Reproduce the entries word for word, and omit any picture you find in them.

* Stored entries
______
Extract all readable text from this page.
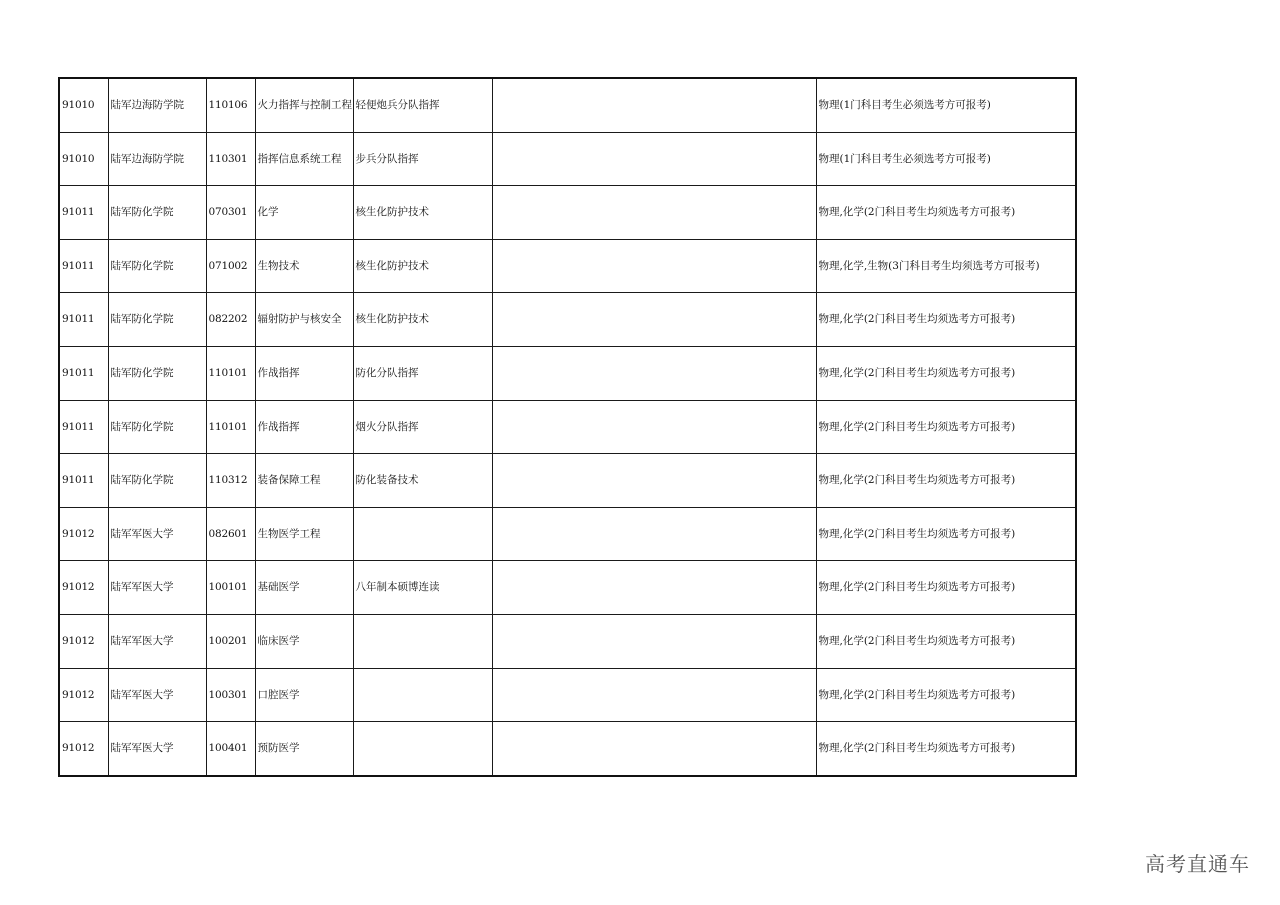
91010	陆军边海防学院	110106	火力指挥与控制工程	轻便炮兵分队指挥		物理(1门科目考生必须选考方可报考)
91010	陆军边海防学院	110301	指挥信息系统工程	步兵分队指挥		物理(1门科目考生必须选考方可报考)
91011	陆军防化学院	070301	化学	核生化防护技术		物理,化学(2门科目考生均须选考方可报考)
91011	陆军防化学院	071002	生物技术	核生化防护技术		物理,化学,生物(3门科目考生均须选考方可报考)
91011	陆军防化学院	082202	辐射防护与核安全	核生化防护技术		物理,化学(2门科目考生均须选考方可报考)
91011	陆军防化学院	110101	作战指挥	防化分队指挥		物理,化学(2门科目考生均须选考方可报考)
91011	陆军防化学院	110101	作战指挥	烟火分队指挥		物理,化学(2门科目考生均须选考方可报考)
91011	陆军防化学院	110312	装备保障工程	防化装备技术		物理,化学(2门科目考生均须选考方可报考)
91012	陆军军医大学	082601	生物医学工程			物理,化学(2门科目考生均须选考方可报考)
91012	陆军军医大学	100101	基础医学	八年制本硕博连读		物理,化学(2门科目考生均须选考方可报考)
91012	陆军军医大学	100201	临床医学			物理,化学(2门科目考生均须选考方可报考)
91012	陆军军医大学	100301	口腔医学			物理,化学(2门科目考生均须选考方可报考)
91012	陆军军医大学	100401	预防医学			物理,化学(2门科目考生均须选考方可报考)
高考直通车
______
* Exercise answer
Extract all readable text from this page.
91010	陆军边海防学院	110106	火力指挥与控制工程	轻便炮兵分队指挥		物理(1门科目考生必须选考方可报考)
91010	陆军边海防学院	110301	指挥信息系统工程	步兵分队指挥		物理(1门科目考生必须选考方可报考)
91011	陆军防化学院	070301	化学	核生化防护技术		物理,化学(2门科目考生均须选考方可报考)
91011	陆军防化学院	071002	生物技术	核生化防护技术		物理,化学,生物(3门科目考生均须选考方可报考)
91011	陆军防化学院	082202	辐射防护与核安全	核生化防护技术		物理,化学(2门科目考生均须选考方可报考)
91011	陆军防化学院	110101	作战指挥	防化分队指挥		物理,化学(2门科目考生均须选考方可报考)
91011	陆军防化学院	110101	作战指挥	烟火分队指挥		物理,化学(2门科目考生均须选考方可报考)
91011	陆军防化学院	110312	装备保障工程	防化装备技术		物理,化学(2门科目考生均须选考方可报考)
91012	陆军军医大学	082601	生物医学工程			物理,化学(2门科目考生均须选考方可报考)
91012	陆军军医大学	100101	基础医学	八年制本硕博连读		物理,化学(2门科目考生均须选考方可报考)
91012	陆军军医大学	100201	临床医学			物理,化学(2门科目考生均须选考方可报考)
91012	陆军军医大学	100301	口腔医学			物理,化学(2门科目考生均须选考方可报考)
91012	陆军军医大学	100401	预防医学			物理,化学(2门科目考生均须选考方可报考)
高考直通车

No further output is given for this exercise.